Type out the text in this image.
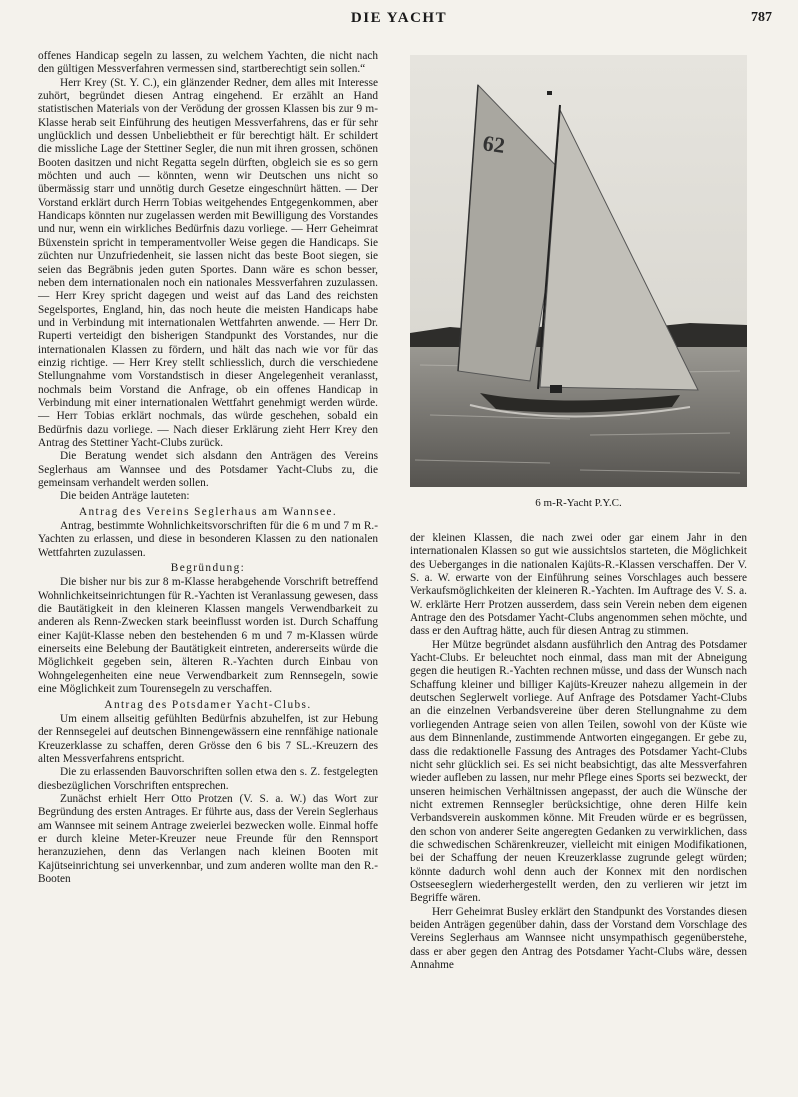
DIE YACHT	787

offenes Handicap segeln zu lassen, zu welchem Yachten, die nicht nach den gültigen Messverfahren vermessen sind, startberechtigt sein sollen.“

Herr Krey (St. Y. C.), ein glänzender Redner, dem alles mit Interesse zuhört, begründet diesen Antrag eingehend. Er erzählt an Hand statistischen Materials von der Verödung der grossen Klassen bis zur 9 m-Klasse herab seit Einführung des heutigen Messverfahrens, das er für sehr unglücklich und dessen Unbeliebtheit er für berechtigt hält. Er schildert die missliche Lage der Stettiner Segler, die nun mit ihren grossen, schönen Booten dasitzen und nicht Regatta segeln dürften, obgleich sie es so gern möchten und auch — könnten, wenn wir Deutschen uns nicht so übermässig starr und unnötig durch Gesetze eingeschnürt hätten. — Der Vorstand erklärt durch Herrn Tobias weitgehendes Entgegenkommen, aber Handicaps könnten nur zugelassen werden mit Bewilligung des Vorstandes und nur, wenn ein wirkliches Bedürfnis dazu vorliege. — Herr Geheimrat Büxenstein spricht in temperamentvoller Weise gegen die Handicaps. Sie züchten nur Unzufriedenheit, sie lassen nicht das beste Boot siegen, sie seien das Begräbnis jeden guten Sportes. Dann wäre es schon besser, neben dem internationalen noch ein nationales Messverfahren zuzulassen. — Herr Krey spricht dagegen und weist auf das Land des reichsten Segelsportes, England, hin, das noch heute die meisten Handicaps habe und in Verbindung mit internationalen Wettfahrten anwende. — Herr Dr. Ruperti verteidigt den bisherigen Standpunkt des Vorstandes, nur die internationalen Klassen zu fördern, und hält das nach wie vor für das einzig richtige. — Herr Krey stellt schliesslich, durch die verschiedene Stellungnahme vom Vorstandstisch in dieser Angelegenheit veranlasst, nochmals beim Vorstand die Anfrage, ob ein offenes Handicap in Verbindung mit einer internationalen Wettfahrt genehmigt werden würde. — Herr Tobias erklärt nochmals, das würde geschehen, sobald ein Bedürfnis dazu vorliege. — Nach dieser Erklärung zieht Herr Krey den Antrag des Stettiner Yacht-Clubs zurück.

Die Beratung wendet sich alsdann den Anträgen des Vereins Seglerhaus am Wannsee und des Potsdamer Yacht-Clubs zu, die gemeinsam verhandelt werden sollen.

Die beiden Anträge lauteten:

Antrag des Vereins Seglerhaus am Wannsee.

Antrag, bestimmte Wohnlichkeitsvorschriften für die 6 m und 7 m R.-Yachten zu erlassen, und diese in besonderen Klassen zu den nationalen Wettfahrten zuzulassen.

Begründung:

Die bisher nur bis zur 8 m-Klasse herabgehende Vorschrift betreffend Wohnlichkeitseinrichtungen für R.-Yachten ist Veranlassung gewesen, dass die Bautätigkeit in den kleineren Klassen mangels Verwendbarkeit zu anderen als Renn-Zwecken stark beeinflusst worden ist. Durch Schaffung einer Kajüt-Klasse neben den bestehenden 6 m und 7 m-Klassen würde einerseits eine Belebung der Bautätigkeit eintreten, andererseits würde die Möglichkeit gegeben sein, älteren R.-Yachten durch Einbau von Wohngelegenheiten eine neue Verwendbarkeit zum Rennsegeln, sowie eine Möglichkeit zum Tourensegeln zu verschaffen.

Antrag des Potsdamer Yacht-Clubs.

Um einem allseitig gefühlten Bedürfnis abzuhelfen, ist zur Hebung der Rennsegelei auf deutschen Binnengewässern eine rennfähige nationale Kreuzerklasse zu schaffen, deren Grösse den 6 bis 7 SL.-Kreuzern des alten Messverfahrens entspricht.

Die zu erlassenden Bauvorschriften sollen etwa den s. Z. festgelegten diesbezüglichen Vorschriften entsprechen.

Zunächst erhielt Herr Otto Protzen (V. S. a. W.) das Wort zur Begründung des ersten Antrages. Er führte aus, dass der Verein Seglerhaus am Wannsee mit seinem Antrage zweierlei bezwecken wolle. Einmal hoffe er durch kleine Meter-Kreuzer neue Freunde für den Rennsport heranzuziehen, denn das Verlangen nach kleinen Booten mit Kajütseinrichtung sei unverkennbar, und zum anderen wollte man den R.-Booten

62
6 m-R-Yacht P.Y.C.

der kleinen Klassen, die nach zwei oder gar einem Jahr in den internationalen Klassen so gut wie aussichtslos starteten, die Möglichkeit des Ueberganges in die nationalen Kajüts-R.-Klassen verschaffen. Der V. S. a. W. erwarte von der Einführung seines Vorschlages auch bessere Verkaufsmöglichkeiten der kleineren R.-Yachten. Im Auftrage des V. S. a. W. erklärte Herr Protzen ausserdem, dass sein Verein neben dem eigenen Antrage den des Potsdamer Yacht-Clubs angenommen sehen möchte, und dass er den Auftrag hätte, auch für diesen Antrag zu stimmen.

Her Mütze begründet alsdann ausführlich den Antrag des Potsdamer Yacht-Clubs. Er beleuchtet noch einmal, dass man mit der Abneigung gegen die heutigen R.-Yachten rechnen müsse, und dass der Wunsch nach Schaffung kleiner und billiger Kajüts-Kreuzer nahezu allgemein in der deutschen Seglerwelt vorliege. Auf Anfrage des Potsdamer Yacht-Clubs an die einzelnen Verbandsvereine über deren Stellungnahme zu dem vorliegenden Antrage seien von allen Teilen, sowohl von der Küste wie aus dem Binnenlande, zustimmende Antworten eingegangen. Er gebe zu, dass die redaktionelle Fassung des Antrages des Potsdamer Yacht-Clubs nicht sehr glücklich sei. Es sei nicht beabsichtigt, das alte Messverfahren wieder aufleben zu lassen, nur mehr Pflege eines Sports sei bezweckt, der unseren heimischen Verhältnissen angepasst, der auch die Wünsche der nicht extremen Rennsegler berücksichtige, ohne deren Hilfe kein Verbandsverein auskommen könne. Mit Freuden würde er es begrüssen, den schon von anderer Seite angeregten Gedanken zu verwirklichen, dass die schwedischen Schärenkreuzer, vielleicht mit einigen Modifikationen, bei der Schaffung der neuen Kreuzerklasse zugrunde gelegt würden; könnte dadurch wohl denn auch der Konnex mit den nordischen Ostseeseglern wiederhergestellt werden, den zu verlieren wir jetzt im Begriffe wären.

Herr Geheimrat Busley erklärt den Standpunkt des Vorstandes diesen beiden Anträgen gegenüber dahin, dass der Vorstand dem Vorschlage des Vereins Seglerhaus am Wannsee nicht unsympathisch gegenüberstehe, dass er aber gegen den Antrag des Potsdamer Yacht-Clubs wäre, dessen Annahme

Task prompt :: Scan the data above for the word "beiden", then copy every line that holds it.

Exercise result ::
Die beiden Anträge lauteten:
Herr Geheimrat Busley erklärt den Standpunkt des Vorstandes diesen beiden Anträgen gegenüber dahin, dass der Vorstand dem Vorschlage des Vereins Seglerhaus am Wannsee nicht unsympathisch gegenüberstehe, dass er aber gegen den Antrag des Potsdamer Yacht-Clubs wäre, dessen Annahme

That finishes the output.